# Problem details:
Exactly repeat the material, dropping every picture from the copy.

● ● ●

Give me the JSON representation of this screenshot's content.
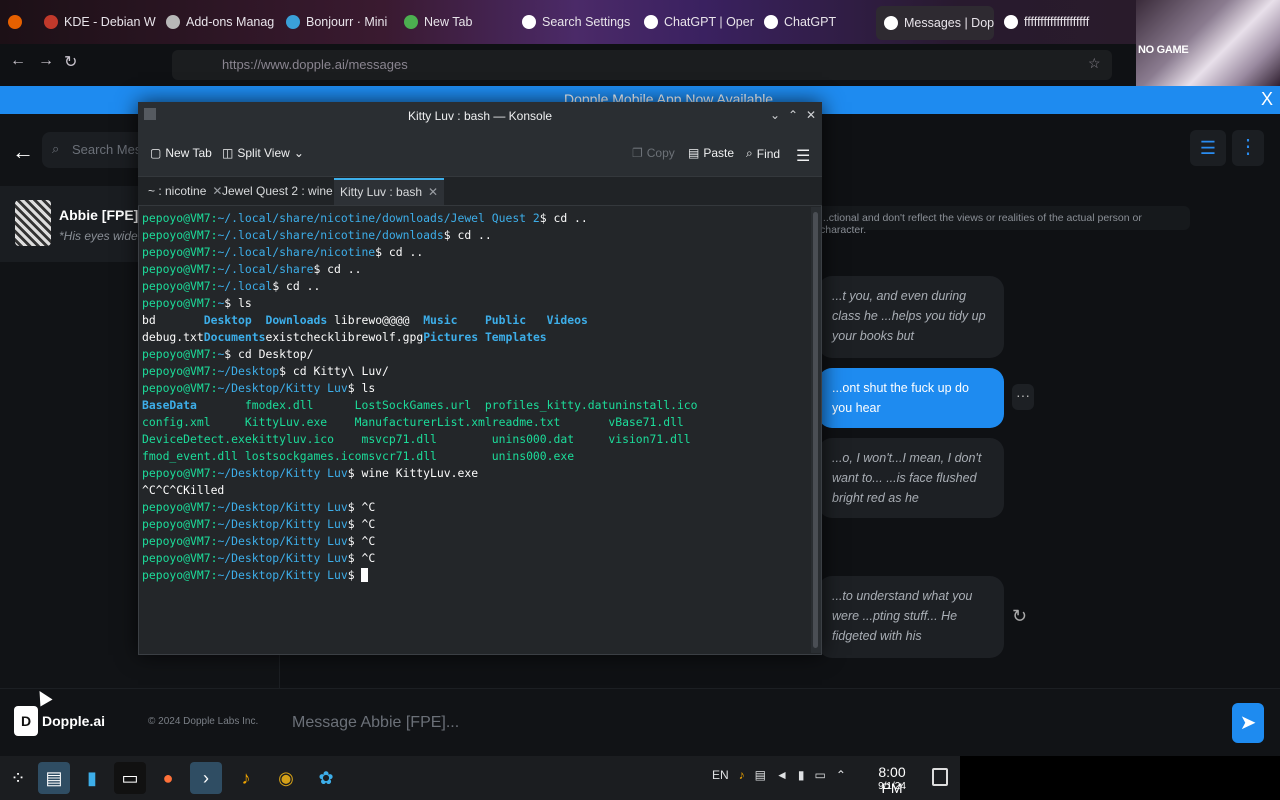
{
  "browser": {
    "tabs": [
      {
        "label": "KDE - Debian W",
        "color": "#c0392b"
      },
      {
        "label": "Add-ons Manag",
        "color": "#b8b8b8"
      },
      {
        "label": "Bonjourr · Mini",
        "color": "#3aa0d8"
      },
      {
        "label": "New Tab",
        "color": "#4caf50"
      },
      {
        "label": "Search Settings",
        "color": "#ffffff"
      },
      {
        "label": "ChatGPT | Oper",
        "color": "#ffffff"
      },
      {
        "label": "ChatGPT",
        "color": "#ffffff"
      },
      {
        "label": "Messages | Dop",
        "color": "#ffffff"
      },
      {
        "label": "ffffffffffffffffffff",
        "color": "#ffffff"
      }
    ],
    "url": "https://www.dopple.ai/messages",
    "anime_label": "NO GAME"
  },
  "banner": {
    "text": "Dopple Mobile App Now Available",
    "close": "X"
  },
  "sidebar": {
    "search_placeholder": "Search Messages",
    "chat_name": "Abbie [FPE]",
    "chat_preview": "*His eyes widened"
  },
  "main": {
    "disclaimer": "...ctional and don't reflect the views or realities of the actual person or character.",
    "messages": [
      {
        "role": "bot",
        "text": "...t you, and even during class he ...helps you tidy up your books but"
      },
      {
        "role": "user",
        "text": "...ont shut the fuck up do you hear"
      },
      {
        "role": "bot",
        "text": "...o, I won't...I mean, I don't want to... ...is face flushed bright red as he"
      },
      {
        "role": "bot",
        "text": "...to understand what you were ...pting stuff... He fidgeted with his"
      }
    ],
    "dots": "···"
  },
  "footer": {
    "logo_text": "Dopple.ai",
    "copyright": "© 2024 Dopple Labs Inc.",
    "message_placeholder": "Message Abbie [FPE]..."
  },
  "konsole": {
    "title": "Kitty Luv : bash — Konsole",
    "toolbar": {
      "new_tab": "New Tab",
      "split_view": "Split View",
      "copy": "Copy",
      "paste": "Paste",
      "find": "Find"
    },
    "tabs": [
      "~ : nicotine",
      "Jewel Quest 2 : wine",
      "Kitty Luv : bash"
    ],
    "lines": [
      {
        "user": "pepoyo@VM7",
        "path": "~/.local/share/nicotine/downloads/Jewel Quest 2",
        "cmd": "cd .."
      },
      {
        "user": "pepoyo@VM7",
        "path": "~/.local/share/nicotine/downloads",
        "cmd": "cd .."
      },
      {
        "user": "pepoyo@VM7",
        "path": "~/.local/share/nicotine",
        "cmd": "cd .."
      },
      {
        "user": "pepoyo@VM7",
        "path": "~/.local/share",
        "cmd": "cd .."
      },
      {
        "user": "pepoyo@VM7",
        "path": "~/.local",
        "cmd": "cd .."
      },
      {
        "user": "pepoyo@VM7",
        "path": "~",
        "cmd": "ls"
      }
    ],
    "ls_home": [
      [
        "bd",
        "Desktop",
        "Downloads",
        "librewo@@@@",
        "Music",
        "Public",
        "Videos"
      ],
      [
        "debug.txt",
        "Documents",
        "existcheck",
        "librewolf.gpg",
        "Pictures",
        "Templates",
        ""
      ]
    ],
    "lines2": [
      {
        "user": "pepoyo@VM7",
        "path": "~",
        "cmd": "cd Desktop/"
      },
      {
        "user": "pepoyo@VM7",
        "path": "~/Desktop",
        "cmd": "cd Kitty\\ Luv/"
      },
      {
        "user": "pepoyo@VM7",
        "path": "~/Desktop/Kitty Luv",
        "cmd": "ls"
      }
    ],
    "ls_kitty": [
      [
        "BaseData",
        "fmodex.dll",
        "LostSockGames.url",
        "profiles_kitty.dat",
        "uninstall.ico"
      ],
      [
        "config.xml",
        "KittyLuv.exe",
        "ManufacturerList.xml",
        "readme.txt",
        "vBase71.dll"
      ],
      [
        "DeviceDetect.exe",
        "kittyluv.ico",
        "msvcp71.dll",
        "unins000.dat",
        "vision71.dll"
      ],
      [
        "fmod_event.dll",
        "lostsockgames.ico",
        "msvcr71.dll",
        "unins000.exe",
        ""
      ]
    ],
    "wine_cmd": "wine KittyLuv.exe",
    "killed": "^C^C^CKilled",
    "tail": [
      "^C",
      "^C",
      "^C",
      "^C"
    ],
    "final_path": "~/Desktop/Kitty Luv"
  },
  "taskbar": {
    "lang": "EN",
    "time": "8:00 PM",
    "date": "9/1/24"
  }
}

● ● ●

# Final result:
Give me the JSON representation of this screenshot's content.
{
  "browser": {
    "tabs": [
      {
        "label": "KDE - Debian W",
        "color": "#c0392b"
      },
      {
        "label": "Add-ons Manag",
        "color": "#b8b8b8"
      },
      {
        "label": "Bonjourr · Mini",
        "color": "#3aa0d8"
      },
      {
        "label": "New Tab",
        "color": "#4caf50"
      },
      {
        "label": "Search Settings",
        "color": "#ffffff"
      },
      {
        "label": "ChatGPT | Oper",
        "color": "#ffffff"
      },
      {
        "label": "ChatGPT",
        "color": "#ffffff"
      },
      {
        "label": "Messages | Dop",
        "color": "#ffffff"
      },
      {
        "label": "ffffffffffffffffffff",
        "color": "#ffffff"
      }
    ],
    "url": "https://www.dopple.ai/messages",
    "anime_label": "NO GAME"
  },
  "banner": {
    "text": "Dopple Mobile App Now Available",
    "close": "X"
  },
  "sidebar": {
    "search_placeholder": "Search Messages",
    "chat_name": "Abbie [FPE]",
    "chat_preview": "*His eyes widened"
  },
  "main": {
    "disclaimer": "...ctional and don't reflect the views or realities of the actual person or character.",
    "messages": [
      {
        "role": "bot",
        "text": "...t you, and even during class he ...helps you tidy up your books but"
      },
      {
        "role": "user",
        "text": "...ont shut the fuck up do you hear"
      },
      {
        "role": "bot",
        "text": "...o, I won't...I mean, I don't want to... ...is face flushed bright red as he"
      },
      {
        "role": "bot",
        "text": "...to understand what you were ...pting stuff... He fidgeted with his"
      }
    ],
    "dots": "···"
  },
  "footer": {
    "logo_text": "Dopple.ai",
    "copyright": "© 2024 Dopple Labs Inc.",
    "message_placeholder": "Message Abbie [FPE]..."
  },
  "konsole": {
    "title": "Kitty Luv : bash — Konsole",
    "toolbar": {
      "new_tab": "New Tab",
      "split_view": "Split View",
      "copy": "Copy",
      "paste": "Paste",
      "find": "Find"
    },
    "tabs": [
      "~ : nicotine",
      "Jewel Quest 2 : wine",
      "Kitty Luv : bash"
    ],
    "lines": [
      {
        "user": "pepoyo@VM7",
        "path": "~/.local/share/nicotine/downloads/Jewel Quest 2",
        "cmd": "cd .."
      },
      {
        "user": "pepoyo@VM7",
        "path": "~/.local/share/nicotine/downloads",
        "cmd": "cd .."
      },
      {
        "user": "pepoyo@VM7",
        "path": "~/.local/share/nicotine",
        "cmd": "cd .."
      },
      {
        "user": "pepoyo@VM7",
        "path": "~/.local/share",
        "cmd": "cd .."
      },
      {
        "user": "pepoyo@VM7",
        "path": "~/.local",
        "cmd": "cd .."
      },
      {
        "user": "pepoyo@VM7",
        "path": "~",
        "cmd": "ls"
      }
    ],
    "ls_home": [
      [
        "bd",
        "Desktop",
        "Downloads",
        "librewo@@@@",
        "Music",
        "Public",
        "Videos"
      ],
      [
        "debug.txt",
        "Documents",
        "existcheck",
        "librewolf.gpg",
        "Pictures",
        "Templates",
        ""
      ]
    ],
    "lines2": [
      {
        "user": "pepoyo@VM7",
        "path": "~",
        "cmd": "cd Desktop/"
      },
      {
        "user": "pepoyo@VM7",
        "path": "~/Desktop",
        "cmd": "cd Kitty\\ Luv/"
      },
      {
        "user": "pepoyo@VM7",
        "path": "~/Desktop/Kitty Luv",
        "cmd": "ls"
      }
    ],
    "ls_kitty": [
      [
        "BaseData",
        "fmodex.dll",
        "LostSockGames.url",
        "profiles_kitty.dat",
        "uninstall.ico"
      ],
      [
        "config.xml",
        "KittyLuv.exe",
        "ManufacturerList.xml",
        "readme.txt",
        "vBase71.dll"
      ],
      [
        "DeviceDetect.exe",
        "kittyluv.ico",
        "msvcp71.dll",
        "unins000.dat",
        "vision71.dll"
      ],
      [
        "fmod_event.dll",
        "lostsockgames.ico",
        "msvcr71.dll",
        "unins000.exe",
        ""
      ]
    ],
    "wine_cmd": "wine KittyLuv.exe",
    "killed": "^C^C^CKilled",
    "tail": [
      "^C",
      "^C",
      "^C",
      "^C"
    ],
    "final_path": "~/Desktop/Kitty Luv"
  },
  "taskbar": {
    "lang": "EN",
    "time": "8:00 PM",
    "date": "9/1/24"
  }
}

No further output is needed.